=== Exercise a ===
Name every person mentioned by name in the mailing-list message about suspend-to-RAM.

=== Supplied text ===
---------------
On Jul 06, 2007, at 11:42:33, Alan Stern wrote:
> On Thu, 5 Jul 2007, Kyle Moffett wrote:
>> Umm, this thread is NOT ABOUT HIBERNATING!!!  Please go back and  
>> read the subject, specifically the "suspend to RAM" parts :-D.
>
> But it _is_ about the freezer; see the "Remove process freezer"  
> part. :-)  Since the freezer is used during hibernation,  
> hibernation is a legitimate topic.

Except Linus already decreed (and I heartily agree) that hibernation  
and suspend-to-RAM were fundamentally completely different operations  
and therefore any attempts to share code were basically just making a  
big muddy mess of things.  Would a thread "Remove phase-of-the-moon  
calculations from network-recv code" be relevant to lunar observation  
just because the two had to do with the phases of the moon?  No!

>> When your hardware can put itself to sleep and atomically preserve  
>> memory as it does so, you don't need an atomic copy.  For Real  
>> Suspend(TM) (IE: Suspend-to-RAM), the list of things to do is  
>> short and simple:
>>
>> 1)  Stop DMA and put most hardware into low-power states (stops  
>> all interrupt sources)
---------------
Records from a data source
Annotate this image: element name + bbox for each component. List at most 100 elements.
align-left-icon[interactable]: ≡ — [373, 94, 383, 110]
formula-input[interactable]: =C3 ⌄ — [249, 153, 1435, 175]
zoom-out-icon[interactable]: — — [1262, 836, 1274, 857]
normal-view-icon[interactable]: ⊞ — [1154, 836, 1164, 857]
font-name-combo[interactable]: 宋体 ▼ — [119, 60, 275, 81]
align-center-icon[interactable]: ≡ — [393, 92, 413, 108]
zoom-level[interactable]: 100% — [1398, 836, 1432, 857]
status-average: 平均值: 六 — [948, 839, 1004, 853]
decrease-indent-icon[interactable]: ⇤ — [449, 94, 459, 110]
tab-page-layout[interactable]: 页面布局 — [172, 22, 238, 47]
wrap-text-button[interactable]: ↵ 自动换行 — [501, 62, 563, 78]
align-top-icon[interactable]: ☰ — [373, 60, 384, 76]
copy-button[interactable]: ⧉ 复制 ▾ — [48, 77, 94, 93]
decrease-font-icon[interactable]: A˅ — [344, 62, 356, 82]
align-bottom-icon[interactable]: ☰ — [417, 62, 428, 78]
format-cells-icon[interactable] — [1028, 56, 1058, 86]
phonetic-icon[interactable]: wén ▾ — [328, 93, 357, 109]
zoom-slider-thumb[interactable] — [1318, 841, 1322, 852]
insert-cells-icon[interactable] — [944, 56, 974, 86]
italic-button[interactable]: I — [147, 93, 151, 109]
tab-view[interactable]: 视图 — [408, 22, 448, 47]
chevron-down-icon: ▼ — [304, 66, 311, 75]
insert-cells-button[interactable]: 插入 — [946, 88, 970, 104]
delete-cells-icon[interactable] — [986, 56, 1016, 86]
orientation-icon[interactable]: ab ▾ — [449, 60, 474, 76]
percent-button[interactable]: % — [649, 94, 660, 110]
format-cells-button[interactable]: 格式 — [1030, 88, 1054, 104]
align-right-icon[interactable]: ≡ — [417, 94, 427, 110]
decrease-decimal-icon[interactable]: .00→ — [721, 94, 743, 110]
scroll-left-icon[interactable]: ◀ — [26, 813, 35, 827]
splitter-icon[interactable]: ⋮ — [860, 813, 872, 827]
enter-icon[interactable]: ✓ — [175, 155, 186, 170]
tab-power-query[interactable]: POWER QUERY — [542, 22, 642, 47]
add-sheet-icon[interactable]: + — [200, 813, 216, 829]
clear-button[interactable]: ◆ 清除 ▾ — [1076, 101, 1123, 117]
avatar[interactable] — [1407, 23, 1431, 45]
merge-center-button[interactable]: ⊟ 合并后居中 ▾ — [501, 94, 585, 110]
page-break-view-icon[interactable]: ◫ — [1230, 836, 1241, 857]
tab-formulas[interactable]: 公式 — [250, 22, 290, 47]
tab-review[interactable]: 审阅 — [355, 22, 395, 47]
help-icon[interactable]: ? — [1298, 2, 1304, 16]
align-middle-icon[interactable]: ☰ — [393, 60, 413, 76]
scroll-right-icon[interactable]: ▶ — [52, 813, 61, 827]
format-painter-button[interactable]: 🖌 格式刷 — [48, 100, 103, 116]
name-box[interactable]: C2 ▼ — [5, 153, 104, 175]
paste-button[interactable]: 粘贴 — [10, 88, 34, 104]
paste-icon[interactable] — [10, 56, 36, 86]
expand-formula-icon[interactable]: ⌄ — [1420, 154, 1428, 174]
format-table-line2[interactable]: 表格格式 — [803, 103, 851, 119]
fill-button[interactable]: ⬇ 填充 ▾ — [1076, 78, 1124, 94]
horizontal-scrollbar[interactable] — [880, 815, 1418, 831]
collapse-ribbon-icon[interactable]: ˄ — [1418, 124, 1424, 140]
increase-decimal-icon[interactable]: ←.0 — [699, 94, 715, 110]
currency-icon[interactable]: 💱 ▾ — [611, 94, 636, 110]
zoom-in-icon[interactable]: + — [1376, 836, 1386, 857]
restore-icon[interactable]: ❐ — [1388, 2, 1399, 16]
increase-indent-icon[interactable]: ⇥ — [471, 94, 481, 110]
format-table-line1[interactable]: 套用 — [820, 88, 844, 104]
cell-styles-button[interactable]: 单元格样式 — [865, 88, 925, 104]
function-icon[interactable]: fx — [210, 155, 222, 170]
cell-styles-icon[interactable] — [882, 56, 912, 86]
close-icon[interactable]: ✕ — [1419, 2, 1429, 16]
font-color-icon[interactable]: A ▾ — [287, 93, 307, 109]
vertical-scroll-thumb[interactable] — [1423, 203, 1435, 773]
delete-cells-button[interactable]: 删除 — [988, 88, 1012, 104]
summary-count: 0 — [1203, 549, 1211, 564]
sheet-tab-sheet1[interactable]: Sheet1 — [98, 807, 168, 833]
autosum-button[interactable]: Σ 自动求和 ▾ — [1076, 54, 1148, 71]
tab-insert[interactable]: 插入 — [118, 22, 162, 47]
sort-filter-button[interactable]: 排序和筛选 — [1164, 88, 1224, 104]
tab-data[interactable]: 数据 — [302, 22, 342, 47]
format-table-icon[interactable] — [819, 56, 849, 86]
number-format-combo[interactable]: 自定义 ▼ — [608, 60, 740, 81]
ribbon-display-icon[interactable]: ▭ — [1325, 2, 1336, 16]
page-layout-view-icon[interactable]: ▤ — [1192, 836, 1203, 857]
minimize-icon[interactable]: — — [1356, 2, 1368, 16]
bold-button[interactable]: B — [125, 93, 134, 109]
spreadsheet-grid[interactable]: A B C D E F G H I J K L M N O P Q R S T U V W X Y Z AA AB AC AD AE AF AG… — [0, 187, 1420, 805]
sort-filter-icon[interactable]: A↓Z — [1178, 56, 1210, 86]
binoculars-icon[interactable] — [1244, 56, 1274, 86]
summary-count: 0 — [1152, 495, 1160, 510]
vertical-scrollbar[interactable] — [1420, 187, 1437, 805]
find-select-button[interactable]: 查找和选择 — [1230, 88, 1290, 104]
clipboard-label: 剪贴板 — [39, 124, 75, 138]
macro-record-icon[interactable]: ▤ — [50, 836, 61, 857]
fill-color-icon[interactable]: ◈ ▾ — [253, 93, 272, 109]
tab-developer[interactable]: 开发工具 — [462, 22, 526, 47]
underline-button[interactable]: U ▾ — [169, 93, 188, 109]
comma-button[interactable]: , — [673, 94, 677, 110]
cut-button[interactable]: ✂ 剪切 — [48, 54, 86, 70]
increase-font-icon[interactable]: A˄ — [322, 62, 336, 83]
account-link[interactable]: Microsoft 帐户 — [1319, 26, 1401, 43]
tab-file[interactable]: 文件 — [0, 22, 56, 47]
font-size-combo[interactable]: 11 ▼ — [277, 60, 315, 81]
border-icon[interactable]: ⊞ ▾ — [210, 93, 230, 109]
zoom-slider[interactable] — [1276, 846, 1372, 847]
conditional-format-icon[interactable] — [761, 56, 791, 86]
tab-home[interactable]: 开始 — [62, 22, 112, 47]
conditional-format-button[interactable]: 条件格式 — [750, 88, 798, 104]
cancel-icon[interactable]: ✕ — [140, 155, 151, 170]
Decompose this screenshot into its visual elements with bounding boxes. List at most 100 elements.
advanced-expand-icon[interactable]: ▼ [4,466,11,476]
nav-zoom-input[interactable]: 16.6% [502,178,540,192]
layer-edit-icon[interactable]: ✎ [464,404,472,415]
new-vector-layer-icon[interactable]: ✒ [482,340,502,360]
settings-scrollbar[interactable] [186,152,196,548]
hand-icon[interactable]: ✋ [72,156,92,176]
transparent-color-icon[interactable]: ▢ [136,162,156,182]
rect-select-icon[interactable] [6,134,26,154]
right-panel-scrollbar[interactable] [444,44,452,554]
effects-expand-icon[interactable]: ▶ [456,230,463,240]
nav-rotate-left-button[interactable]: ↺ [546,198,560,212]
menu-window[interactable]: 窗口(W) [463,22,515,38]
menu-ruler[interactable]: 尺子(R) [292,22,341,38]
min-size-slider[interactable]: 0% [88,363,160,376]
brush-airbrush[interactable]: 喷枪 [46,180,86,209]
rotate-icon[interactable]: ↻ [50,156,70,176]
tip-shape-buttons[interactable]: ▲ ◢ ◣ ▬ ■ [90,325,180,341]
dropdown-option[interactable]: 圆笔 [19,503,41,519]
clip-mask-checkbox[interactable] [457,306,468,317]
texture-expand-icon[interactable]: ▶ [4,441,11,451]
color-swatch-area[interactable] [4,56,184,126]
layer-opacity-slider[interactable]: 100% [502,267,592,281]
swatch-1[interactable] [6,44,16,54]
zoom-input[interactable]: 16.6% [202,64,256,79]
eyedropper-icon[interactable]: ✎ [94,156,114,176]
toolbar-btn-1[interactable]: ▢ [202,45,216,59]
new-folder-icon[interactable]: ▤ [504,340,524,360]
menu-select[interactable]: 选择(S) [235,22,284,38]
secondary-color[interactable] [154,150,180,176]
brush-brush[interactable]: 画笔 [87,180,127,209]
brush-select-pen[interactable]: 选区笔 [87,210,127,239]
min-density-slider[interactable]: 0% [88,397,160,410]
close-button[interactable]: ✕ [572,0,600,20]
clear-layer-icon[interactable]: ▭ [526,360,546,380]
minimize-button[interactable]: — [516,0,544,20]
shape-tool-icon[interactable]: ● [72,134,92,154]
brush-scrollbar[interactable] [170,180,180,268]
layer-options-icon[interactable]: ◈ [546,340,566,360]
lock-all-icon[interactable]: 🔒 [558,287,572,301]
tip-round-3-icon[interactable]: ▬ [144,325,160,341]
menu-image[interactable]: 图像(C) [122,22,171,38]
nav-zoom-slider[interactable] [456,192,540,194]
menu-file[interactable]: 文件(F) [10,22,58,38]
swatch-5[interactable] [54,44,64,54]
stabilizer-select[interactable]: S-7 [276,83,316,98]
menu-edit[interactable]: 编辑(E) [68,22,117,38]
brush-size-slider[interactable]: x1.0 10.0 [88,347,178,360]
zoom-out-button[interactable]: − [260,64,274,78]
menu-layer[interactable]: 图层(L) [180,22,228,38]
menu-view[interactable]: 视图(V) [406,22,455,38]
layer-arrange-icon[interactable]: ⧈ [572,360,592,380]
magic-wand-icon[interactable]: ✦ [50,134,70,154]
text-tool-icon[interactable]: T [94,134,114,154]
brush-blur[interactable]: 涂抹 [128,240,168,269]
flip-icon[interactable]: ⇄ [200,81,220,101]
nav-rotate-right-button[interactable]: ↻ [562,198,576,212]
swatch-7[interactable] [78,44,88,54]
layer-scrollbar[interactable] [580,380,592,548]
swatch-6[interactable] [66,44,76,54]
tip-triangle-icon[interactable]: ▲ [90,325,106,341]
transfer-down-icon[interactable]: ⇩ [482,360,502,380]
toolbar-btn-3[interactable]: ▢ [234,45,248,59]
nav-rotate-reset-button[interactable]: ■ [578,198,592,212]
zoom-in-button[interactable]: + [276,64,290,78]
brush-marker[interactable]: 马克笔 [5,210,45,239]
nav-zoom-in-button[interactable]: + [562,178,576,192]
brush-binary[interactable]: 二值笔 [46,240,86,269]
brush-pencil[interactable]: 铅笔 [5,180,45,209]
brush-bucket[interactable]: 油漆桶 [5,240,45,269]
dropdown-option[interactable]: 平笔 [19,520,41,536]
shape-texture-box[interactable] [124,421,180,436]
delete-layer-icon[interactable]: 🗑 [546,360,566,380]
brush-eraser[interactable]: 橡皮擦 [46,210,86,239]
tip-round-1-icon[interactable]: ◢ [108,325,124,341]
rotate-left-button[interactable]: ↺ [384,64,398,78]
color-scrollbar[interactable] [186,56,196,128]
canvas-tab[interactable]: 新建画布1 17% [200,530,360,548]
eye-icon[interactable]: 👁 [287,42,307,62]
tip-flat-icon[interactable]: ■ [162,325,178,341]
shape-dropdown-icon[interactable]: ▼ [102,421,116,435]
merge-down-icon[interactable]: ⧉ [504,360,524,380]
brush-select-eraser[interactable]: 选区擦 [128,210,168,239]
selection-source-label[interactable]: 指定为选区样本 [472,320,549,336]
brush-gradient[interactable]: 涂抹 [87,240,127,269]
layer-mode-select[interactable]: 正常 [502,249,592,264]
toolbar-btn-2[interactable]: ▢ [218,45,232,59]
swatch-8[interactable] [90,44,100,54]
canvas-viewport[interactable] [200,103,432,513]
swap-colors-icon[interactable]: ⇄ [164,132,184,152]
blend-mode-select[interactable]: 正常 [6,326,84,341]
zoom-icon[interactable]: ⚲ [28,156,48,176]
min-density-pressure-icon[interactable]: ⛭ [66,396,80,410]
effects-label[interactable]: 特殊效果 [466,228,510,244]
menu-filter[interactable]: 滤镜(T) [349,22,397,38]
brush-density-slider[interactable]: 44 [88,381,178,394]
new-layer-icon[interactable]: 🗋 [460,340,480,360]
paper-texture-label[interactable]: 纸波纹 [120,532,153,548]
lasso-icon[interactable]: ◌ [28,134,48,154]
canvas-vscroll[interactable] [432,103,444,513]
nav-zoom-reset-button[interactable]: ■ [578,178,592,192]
---------------
=== Exercise b ===
Print the rows exactly, starting with the first line of the rows and going on through the line with "italic-button[interactable]: I —".

=== Correct answer a ===
Alan Stern, Kyle Moffett, Linus

=== Correct answer b ===
Annotate this image: element name + bbox for each component. List at most 100 elements.
align-left-icon[interactable]: ≡ — [373, 94, 383, 110]
formula-input[interactable]: =C3 ⌄ — [249, 153, 1435, 175]
zoom-out-icon[interactable]: — — [1262, 836, 1274, 857]
normal-view-icon[interactable]: ⊞ — [1154, 836, 1164, 857]
font-name-combo[interactable]: 宋体 ▼ — [119, 60, 275, 81]
align-center-icon[interactable]: ≡ — [393, 92, 413, 108]
zoom-level[interactable]: 100% — [1398, 836, 1432, 857]
status-average: 平均值: 六 — [948, 839, 1004, 853]
decrease-indent-icon[interactable]: ⇤ — [449, 94, 459, 110]
tab-page-layout[interactable]: 页面布局 — [172, 22, 238, 47]
wrap-text-button[interactable]: ↵ 自动换行 — [501, 62, 563, 78]
align-top-icon[interactable]: ☰ — [373, 60, 384, 76]
copy-button[interactable]: ⧉ 复制 ▾ — [48, 77, 94, 93]
decrease-font-icon[interactable]: A˅ — [344, 62, 356, 82]
align-bottom-icon[interactable]: ☰ — [417, 62, 428, 78]
format-cells-icon[interactable] — [1028, 56, 1058, 86]
phonetic-icon[interactable]: wén ▾ — [328, 93, 357, 109]
zoom-slider-thumb[interactable] — [1318, 841, 1322, 852]
insert-cells-icon[interactable] — [944, 56, 974, 86]
italic-button[interactable]: I — [147, 93, 151, 109]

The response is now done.